▸ **WORK REQUIRED**:
Pick out the lines below with "text" and list them.

Records from a data source:
>>>>>
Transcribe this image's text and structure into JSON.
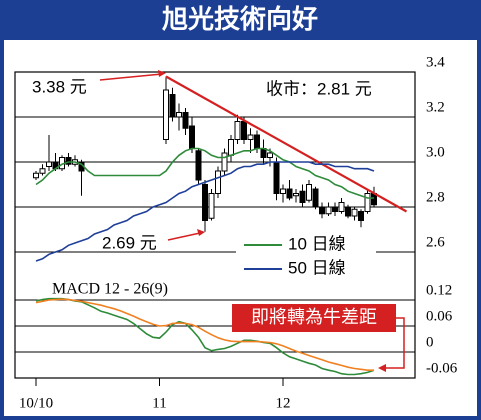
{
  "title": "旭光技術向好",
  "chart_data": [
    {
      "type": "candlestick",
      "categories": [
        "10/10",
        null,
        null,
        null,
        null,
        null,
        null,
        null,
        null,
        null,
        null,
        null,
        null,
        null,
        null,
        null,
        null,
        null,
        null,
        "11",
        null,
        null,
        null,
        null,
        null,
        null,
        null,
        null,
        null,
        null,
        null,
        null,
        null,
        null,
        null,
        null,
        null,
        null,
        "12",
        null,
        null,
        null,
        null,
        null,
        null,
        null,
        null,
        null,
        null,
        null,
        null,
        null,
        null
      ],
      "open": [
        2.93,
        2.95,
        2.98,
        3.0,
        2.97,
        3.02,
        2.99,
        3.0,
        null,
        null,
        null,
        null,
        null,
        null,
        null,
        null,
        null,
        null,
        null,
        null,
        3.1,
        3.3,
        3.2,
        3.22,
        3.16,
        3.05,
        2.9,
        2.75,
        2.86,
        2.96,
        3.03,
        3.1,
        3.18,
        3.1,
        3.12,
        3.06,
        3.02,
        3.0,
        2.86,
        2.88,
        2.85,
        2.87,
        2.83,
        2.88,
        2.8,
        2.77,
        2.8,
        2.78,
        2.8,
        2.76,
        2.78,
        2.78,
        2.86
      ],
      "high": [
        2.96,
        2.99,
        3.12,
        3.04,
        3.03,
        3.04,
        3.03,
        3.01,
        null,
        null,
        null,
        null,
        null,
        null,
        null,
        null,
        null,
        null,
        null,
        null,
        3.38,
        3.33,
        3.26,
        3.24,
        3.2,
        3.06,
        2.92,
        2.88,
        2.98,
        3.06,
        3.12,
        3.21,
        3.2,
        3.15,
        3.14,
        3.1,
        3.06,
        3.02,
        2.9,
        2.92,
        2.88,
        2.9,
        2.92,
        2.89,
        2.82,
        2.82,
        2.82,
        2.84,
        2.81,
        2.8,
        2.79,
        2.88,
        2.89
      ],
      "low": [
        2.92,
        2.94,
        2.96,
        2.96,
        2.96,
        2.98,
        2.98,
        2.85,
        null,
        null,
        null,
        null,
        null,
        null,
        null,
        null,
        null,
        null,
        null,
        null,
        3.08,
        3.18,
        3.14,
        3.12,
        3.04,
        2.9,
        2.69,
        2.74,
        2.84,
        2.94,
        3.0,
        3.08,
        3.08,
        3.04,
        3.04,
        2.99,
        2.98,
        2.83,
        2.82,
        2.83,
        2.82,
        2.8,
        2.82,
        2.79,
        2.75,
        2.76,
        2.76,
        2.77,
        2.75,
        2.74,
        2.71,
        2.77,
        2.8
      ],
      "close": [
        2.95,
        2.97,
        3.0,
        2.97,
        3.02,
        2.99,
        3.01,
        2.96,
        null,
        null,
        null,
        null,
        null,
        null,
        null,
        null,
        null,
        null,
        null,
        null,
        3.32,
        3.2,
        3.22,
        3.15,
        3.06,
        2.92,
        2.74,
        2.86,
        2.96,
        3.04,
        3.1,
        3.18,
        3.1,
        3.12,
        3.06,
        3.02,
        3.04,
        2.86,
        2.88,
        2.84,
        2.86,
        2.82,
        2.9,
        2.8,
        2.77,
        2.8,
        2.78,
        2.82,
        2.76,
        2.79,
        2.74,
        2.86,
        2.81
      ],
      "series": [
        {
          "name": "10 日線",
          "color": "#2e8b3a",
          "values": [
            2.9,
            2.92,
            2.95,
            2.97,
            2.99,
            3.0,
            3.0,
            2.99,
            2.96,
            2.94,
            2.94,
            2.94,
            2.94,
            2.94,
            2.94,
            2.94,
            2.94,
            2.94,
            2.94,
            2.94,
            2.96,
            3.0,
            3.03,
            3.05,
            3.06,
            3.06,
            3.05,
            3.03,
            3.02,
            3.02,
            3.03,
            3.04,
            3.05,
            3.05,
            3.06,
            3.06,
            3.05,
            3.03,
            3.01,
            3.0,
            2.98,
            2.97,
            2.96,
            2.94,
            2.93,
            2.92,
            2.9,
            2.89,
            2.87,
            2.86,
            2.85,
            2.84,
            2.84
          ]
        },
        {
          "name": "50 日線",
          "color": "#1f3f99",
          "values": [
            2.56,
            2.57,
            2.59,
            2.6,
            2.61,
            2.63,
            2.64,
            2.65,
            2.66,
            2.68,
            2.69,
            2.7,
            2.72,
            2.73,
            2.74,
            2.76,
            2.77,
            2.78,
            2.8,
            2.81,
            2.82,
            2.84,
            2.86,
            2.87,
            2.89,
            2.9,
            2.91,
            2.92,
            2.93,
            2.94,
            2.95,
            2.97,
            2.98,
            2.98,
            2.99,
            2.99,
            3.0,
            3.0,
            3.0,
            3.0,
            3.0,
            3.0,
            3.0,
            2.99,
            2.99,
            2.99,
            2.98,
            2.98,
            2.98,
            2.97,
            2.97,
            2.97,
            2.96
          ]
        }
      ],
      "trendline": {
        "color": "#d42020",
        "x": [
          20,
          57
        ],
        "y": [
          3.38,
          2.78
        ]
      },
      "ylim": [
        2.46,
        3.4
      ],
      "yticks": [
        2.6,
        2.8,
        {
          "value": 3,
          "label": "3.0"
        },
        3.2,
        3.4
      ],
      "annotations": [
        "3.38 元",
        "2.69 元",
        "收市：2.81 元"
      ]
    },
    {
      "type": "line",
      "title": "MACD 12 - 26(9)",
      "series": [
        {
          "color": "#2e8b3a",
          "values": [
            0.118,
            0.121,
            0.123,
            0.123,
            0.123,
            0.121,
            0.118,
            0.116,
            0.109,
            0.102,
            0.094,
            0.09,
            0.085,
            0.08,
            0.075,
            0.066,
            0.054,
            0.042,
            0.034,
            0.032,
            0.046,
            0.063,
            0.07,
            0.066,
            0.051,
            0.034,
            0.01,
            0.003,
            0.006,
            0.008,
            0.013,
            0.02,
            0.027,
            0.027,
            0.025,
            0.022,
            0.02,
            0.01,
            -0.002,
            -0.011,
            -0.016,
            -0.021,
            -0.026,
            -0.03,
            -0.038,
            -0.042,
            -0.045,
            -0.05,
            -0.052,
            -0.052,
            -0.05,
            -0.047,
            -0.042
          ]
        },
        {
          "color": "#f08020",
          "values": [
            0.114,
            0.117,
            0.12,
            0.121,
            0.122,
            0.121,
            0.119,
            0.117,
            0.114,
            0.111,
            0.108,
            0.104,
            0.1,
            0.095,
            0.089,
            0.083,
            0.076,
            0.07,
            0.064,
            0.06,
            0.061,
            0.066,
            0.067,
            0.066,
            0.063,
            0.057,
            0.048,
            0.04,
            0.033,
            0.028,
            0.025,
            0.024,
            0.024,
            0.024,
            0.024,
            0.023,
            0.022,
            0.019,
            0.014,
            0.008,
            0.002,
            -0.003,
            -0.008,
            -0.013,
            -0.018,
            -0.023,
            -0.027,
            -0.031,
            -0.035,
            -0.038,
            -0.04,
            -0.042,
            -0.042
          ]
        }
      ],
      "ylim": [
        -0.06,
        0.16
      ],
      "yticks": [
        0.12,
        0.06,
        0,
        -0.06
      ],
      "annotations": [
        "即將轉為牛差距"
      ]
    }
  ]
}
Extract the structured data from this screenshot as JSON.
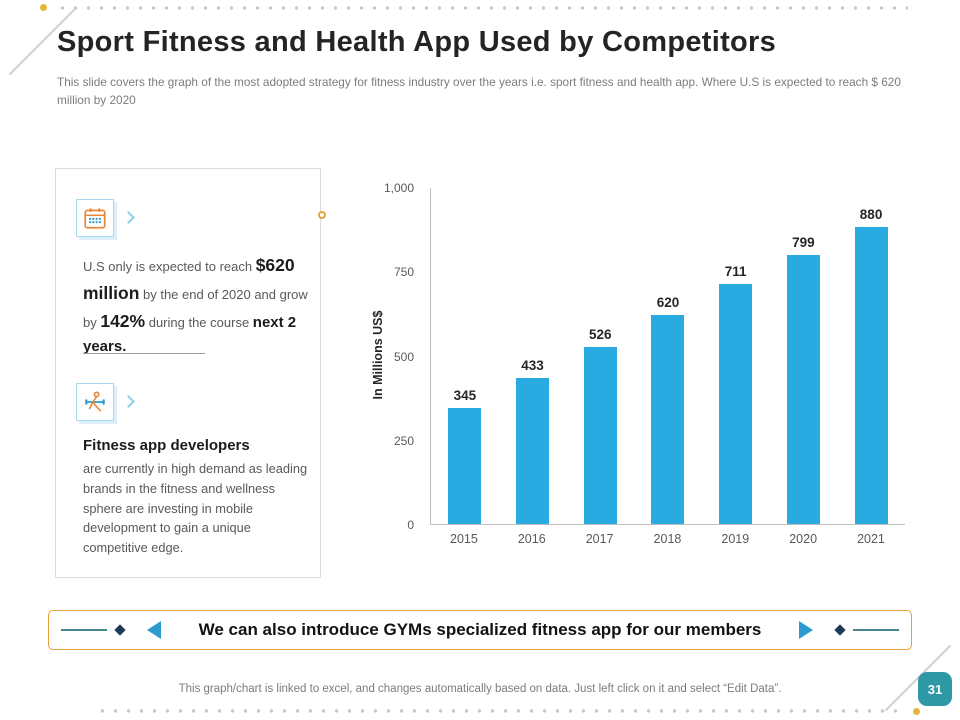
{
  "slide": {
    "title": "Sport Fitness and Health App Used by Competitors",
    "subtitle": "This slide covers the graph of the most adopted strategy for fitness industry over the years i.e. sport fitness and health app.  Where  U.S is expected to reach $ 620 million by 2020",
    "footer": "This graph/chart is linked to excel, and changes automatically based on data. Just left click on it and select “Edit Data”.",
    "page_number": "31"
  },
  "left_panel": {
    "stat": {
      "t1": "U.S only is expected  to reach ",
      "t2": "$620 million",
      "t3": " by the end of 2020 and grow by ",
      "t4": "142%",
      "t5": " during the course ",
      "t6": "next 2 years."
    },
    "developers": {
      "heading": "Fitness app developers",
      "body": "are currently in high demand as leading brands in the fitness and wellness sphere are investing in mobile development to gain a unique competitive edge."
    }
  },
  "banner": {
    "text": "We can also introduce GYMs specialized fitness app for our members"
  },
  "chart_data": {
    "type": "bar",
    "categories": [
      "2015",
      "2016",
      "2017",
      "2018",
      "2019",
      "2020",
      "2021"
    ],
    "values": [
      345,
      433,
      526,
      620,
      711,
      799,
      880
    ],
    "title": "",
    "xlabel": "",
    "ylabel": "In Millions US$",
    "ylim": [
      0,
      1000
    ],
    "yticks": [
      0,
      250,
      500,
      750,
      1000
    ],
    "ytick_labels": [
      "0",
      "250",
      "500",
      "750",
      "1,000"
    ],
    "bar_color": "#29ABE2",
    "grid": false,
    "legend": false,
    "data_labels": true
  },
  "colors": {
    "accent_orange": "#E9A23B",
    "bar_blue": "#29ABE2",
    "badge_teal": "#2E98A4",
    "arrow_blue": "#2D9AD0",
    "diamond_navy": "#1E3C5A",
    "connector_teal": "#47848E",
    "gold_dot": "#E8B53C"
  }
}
<<<<<
▸ **RESPONSE**:
Transcribe this image's text and structure into JSON.
    "text": "We can also introduce GYMs specialized fitness app for our members"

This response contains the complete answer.